Your instructions
Output each entry verbatim and exclude every picture from it.

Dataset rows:
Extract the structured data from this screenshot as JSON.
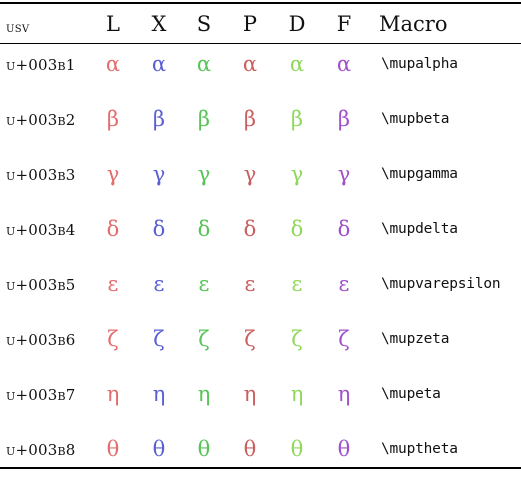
{
  "header": {
    "usv": "usv",
    "fonts": [
      {
        "label": "L",
        "color": "#e36c6c"
      },
      {
        "label": "X",
        "color": "#5a5fd1"
      },
      {
        "label": "S",
        "color": "#56c456"
      },
      {
        "label": "P",
        "color": "#c95f5f"
      },
      {
        "label": "D",
        "color": "#8fd85a"
      },
      {
        "label": "F",
        "color": "#a050c9"
      }
    ],
    "macro": "Macro"
  },
  "rows": [
    {
      "usv": "u+003b1",
      "glyph": "α",
      "macro": "\\mupalpha"
    },
    {
      "usv": "u+003b2",
      "glyph": "β",
      "macro": "\\mupbeta"
    },
    {
      "usv": "u+003b3",
      "glyph": "γ",
      "macro": "\\mupgamma"
    },
    {
      "usv": "u+003b4",
      "glyph": "δ",
      "macro": "\\mupdelta"
    },
    {
      "usv": "u+003b5",
      "glyph": "ε",
      "macro": "\\mupvarepsilon"
    },
    {
      "usv": "u+003b6",
      "glyph": "ζ",
      "macro": "\\mupzeta"
    },
    {
      "usv": "u+003b7",
      "glyph": "η",
      "macro": "\\mupeta"
    },
    {
      "usv": "u+003b8",
      "glyph": "θ",
      "macro": "\\muptheta"
    }
  ]
}
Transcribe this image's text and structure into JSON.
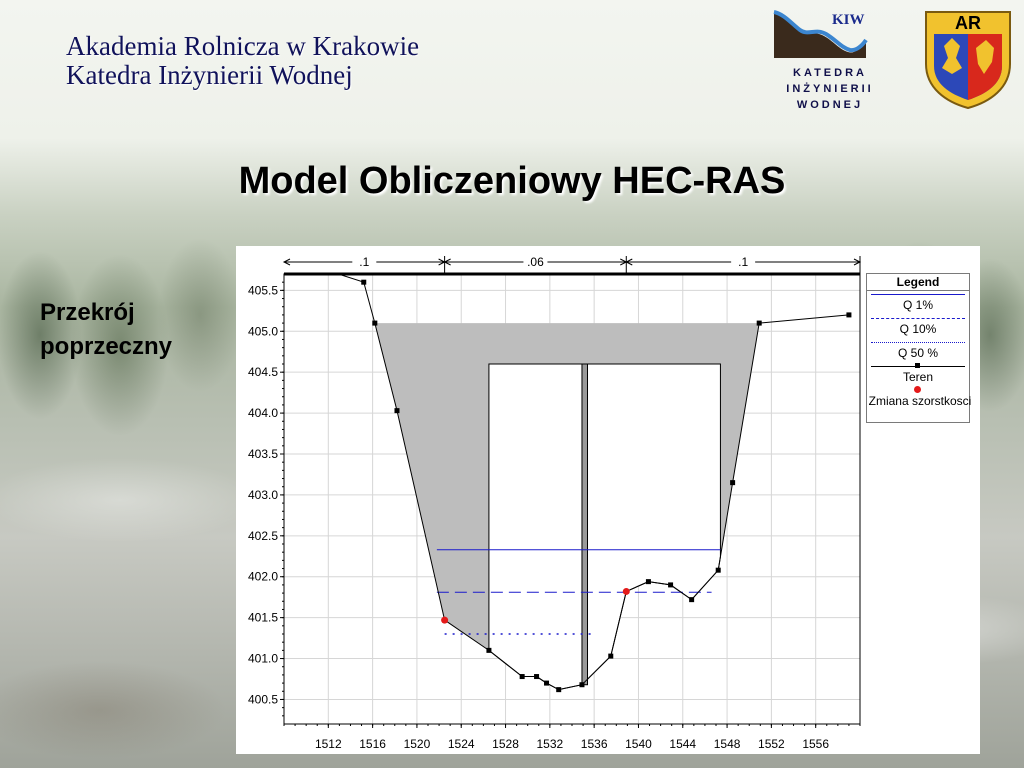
{
  "header": {
    "institution_line1": "Akademia Rolnicza w Krakowie",
    "institution_line2": "Katedra Inżynierii Wodnej"
  },
  "logos": {
    "kiw_text": "KIW",
    "kiw_line1": "KATEDRA",
    "kiw_line2": "INŻYNIERII",
    "kiw_line3": "WODNEJ",
    "ar_text": "AR"
  },
  "title": "Model Obliczeniowy HEC-RAS",
  "side_label": {
    "line1": "Przekrój",
    "line2": "poprzeczny"
  },
  "colors": {
    "title_text": "#000000",
    "institution_text": "#10125a",
    "water_line": "#1a1acc",
    "terrain": "#000000",
    "roughness_change": "#e41a1a",
    "bridge_fill": "#bdbdbd"
  },
  "chart_data": {
    "type": "line",
    "xlabel": "",
    "ylabel": "",
    "xlim": [
      1508,
      1560
    ],
    "ylim": [
      400.2,
      405.7
    ],
    "grid": true,
    "xticks": [
      1512,
      1516,
      1520,
      1524,
      1528,
      1532,
      1536,
      1540,
      1544,
      1548,
      1552,
      1556
    ],
    "yticks": [
      400.5,
      401.0,
      401.5,
      402.0,
      402.5,
      403.0,
      403.5,
      404.0,
      404.5,
      405.0,
      405.5
    ],
    "manning_n": [
      {
        "label": ".1",
        "from": 1508,
        "to": 1522.5
      },
      {
        "label": ".06",
        "from": 1522.5,
        "to": 1538.9
      },
      {
        "label": ".1",
        "from": 1538.9,
        "to": 1560
      }
    ],
    "series": [
      {
        "name": "Teren",
        "x": [
          1506,
          1515.2,
          1516.2,
          1518.2,
          1522.5,
          1526.5,
          1529.5,
          1530.8,
          1531.7,
          1532.8,
          1534.9,
          1537.5,
          1538.9,
          1540.9,
          1542.9,
          1544.8,
          1547.2,
          1548.5,
          1550.9,
          1559
        ],
        "y": [
          406.0,
          405.6,
          405.1,
          404.03,
          401.47,
          401.1,
          400.78,
          400.78,
          400.7,
          400.62,
          400.68,
          401.03,
          401.82,
          401.94,
          401.9,
          401.72,
          402.08,
          403.15,
          405.1,
          405.2
        ]
      },
      {
        "name": "Q 1%",
        "x": [
          1521.8,
          1547.4
        ],
        "y": [
          402.33,
          402.33
        ]
      },
      {
        "name": "Q 10%",
        "x": [
          1521.8,
          1546.6
        ],
        "y": [
          401.81,
          401.81
        ]
      },
      {
        "name": "Q 50 %",
        "x": [
          1522.5,
          1536.0
        ],
        "y": [
          401.3,
          401.3
        ]
      }
    ],
    "roughness_change": {
      "name": "Zmiana szorstkosci",
      "x": [
        1522.5,
        1538.9
      ],
      "y": [
        401.47,
        401.82
      ]
    },
    "bridge": {
      "deck_elevation": 405.1,
      "left_opening_x": 1526.5,
      "right_opening_x": 1547.4,
      "low_chord": 404.6,
      "pier_x": [
        1534.9,
        1535.4
      ]
    },
    "legend": {
      "title": "Legend",
      "entries": [
        "Q 1%",
        "Q 10%",
        "Q 50 %",
        "Teren",
        "Zmiana szorstkosci"
      ],
      "placement": "right"
    }
  }
}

Task answer
Extract the structured data from this screenshot as JSON.
{
  "header": {
    "usv": "usv",
    "fonts": [
      {
        "label": "L",
        "color": "#e36c6c"
      },
      {
        "label": "X",
        "color": "#5a5fd1"
      },
      {
        "label": "S",
        "color": "#56c456"
      },
      {
        "label": "P",
        "color": "#c95f5f"
      },
      {
        "label": "D",
        "color": "#8fd85a"
      },
      {
        "label": "F",
        "color": "#a050c9"
      }
    ],
    "macro": "Macro"
  },
  "rows": [
    {
      "usv": "u+003b1",
      "glyph": "α",
      "macro": "\\mupalpha"
    },
    {
      "usv": "u+003b2",
      "glyph": "β",
      "macro": "\\mupbeta"
    },
    {
      "usv": "u+003b3",
      "glyph": "γ",
      "macro": "\\mupgamma"
    },
    {
      "usv": "u+003b4",
      "glyph": "δ",
      "macro": "\\mupdelta"
    },
    {
      "usv": "u+003b5",
      "glyph": "ε",
      "macro": "\\mupvarepsilon"
    },
    {
      "usv": "u+003b6",
      "glyph": "ζ",
      "macro": "\\mupzeta"
    },
    {
      "usv": "u+003b7",
      "glyph": "η",
      "macro": "\\mupeta"
    },
    {
      "usv": "u+003b8",
      "glyph": "θ",
      "macro": "\\muptheta"
    }
  ]
}
Transcribe this image's text and structure into JSON.
{
  "header": {
    "institution_line1": "Akademia Rolnicza w Krakowie",
    "institution_line2": "Katedra Inżynierii Wodnej"
  },
  "logos": {
    "kiw_text": "KIW",
    "kiw_line1": "KATEDRA",
    "kiw_line2": "INŻYNIERII",
    "kiw_line3": "WODNEJ",
    "ar_text": "AR"
  },
  "title": "Model Obliczeniowy HEC-RAS",
  "side_label": {
    "line1": "Przekrój",
    "line2": "poprzeczny"
  },
  "colors": {
    "title_text": "#000000",
    "institution_text": "#10125a",
    "water_line": "#1a1acc",
    "terrain": "#000000",
    "roughness_change": "#e41a1a",
    "bridge_fill": "#bdbdbd"
  },
  "chart_data": {
    "type": "line",
    "xlabel": "",
    "ylabel": "",
    "xlim": [
      1508,
      1560
    ],
    "ylim": [
      400.2,
      405.7
    ],
    "grid": true,
    "xticks": [
      1512,
      1516,
      1520,
      1524,
      1528,
      1532,
      1536,
      1540,
      1544,
      1548,
      1552,
      1556
    ],
    "yticks": [
      400.5,
      401.0,
      401.5,
      402.0,
      402.5,
      403.0,
      403.5,
      404.0,
      404.5,
      405.0,
      405.5
    ],
    "manning_n": [
      {
        "label": ".1",
        "from": 1508,
        "to": 1522.5
      },
      {
        "label": ".06",
        "from": 1522.5,
        "to": 1538.9
      },
      {
        "label": ".1",
        "from": 1538.9,
        "to": 1560
      }
    ],
    "series": [
      {
        "name": "Teren",
        "x": [
          1506,
          1515.2,
          1516.2,
          1518.2,
          1522.5,
          1526.5,
          1529.5,
          1530.8,
          1531.7,
          1532.8,
          1534.9,
          1537.5,
          1538.9,
          1540.9,
          1542.9,
          1544.8,
          1547.2,
          1548.5,
          1550.9,
          1559
        ],
        "y": [
          406.0,
          405.6,
          405.1,
          404.03,
          401.47,
          401.1,
          400.78,
          400.78,
          400.7,
          400.62,
          400.68,
          401.03,
          401.82,
          401.94,
          401.9,
          401.72,
          402.08,
          403.15,
          405.1,
          405.2
        ]
      },
      {
        "name": "Q 1%",
        "x": [
          1521.8,
          1547.4
        ],
        "y": [
          402.33,
          402.33
        ]
      },
      {
        "name": "Q 10%",
        "x": [
          1521.8,
          1546.6
        ],
        "y": [
          401.81,
          401.81
        ]
      },
      {
        "name": "Q 50 %",
        "x": [
          1522.5,
          1536.0
        ],
        "y": [
          401.3,
          401.3
        ]
      }
    ],
    "roughness_change": {
      "name": "Zmiana szorstkosci",
      "x": [
        1522.5,
        1538.9
      ],
      "y": [
        401.47,
        401.82
      ]
    },
    "bridge": {
      "deck_elevation": 405.1,
      "left_opening_x": 1526.5,
      "right_opening_x": 1547.4,
      "low_chord": 404.6,
      "pier_x": [
        1534.9,
        1535.4
      ]
    },
    "legend": {
      "title": "Legend",
      "entries": [
        "Q 1%",
        "Q 10%",
        "Q 50 %",
        "Teren",
        "Zmiana szorstkosci"
      ],
      "placement": "right"
    }
  }
}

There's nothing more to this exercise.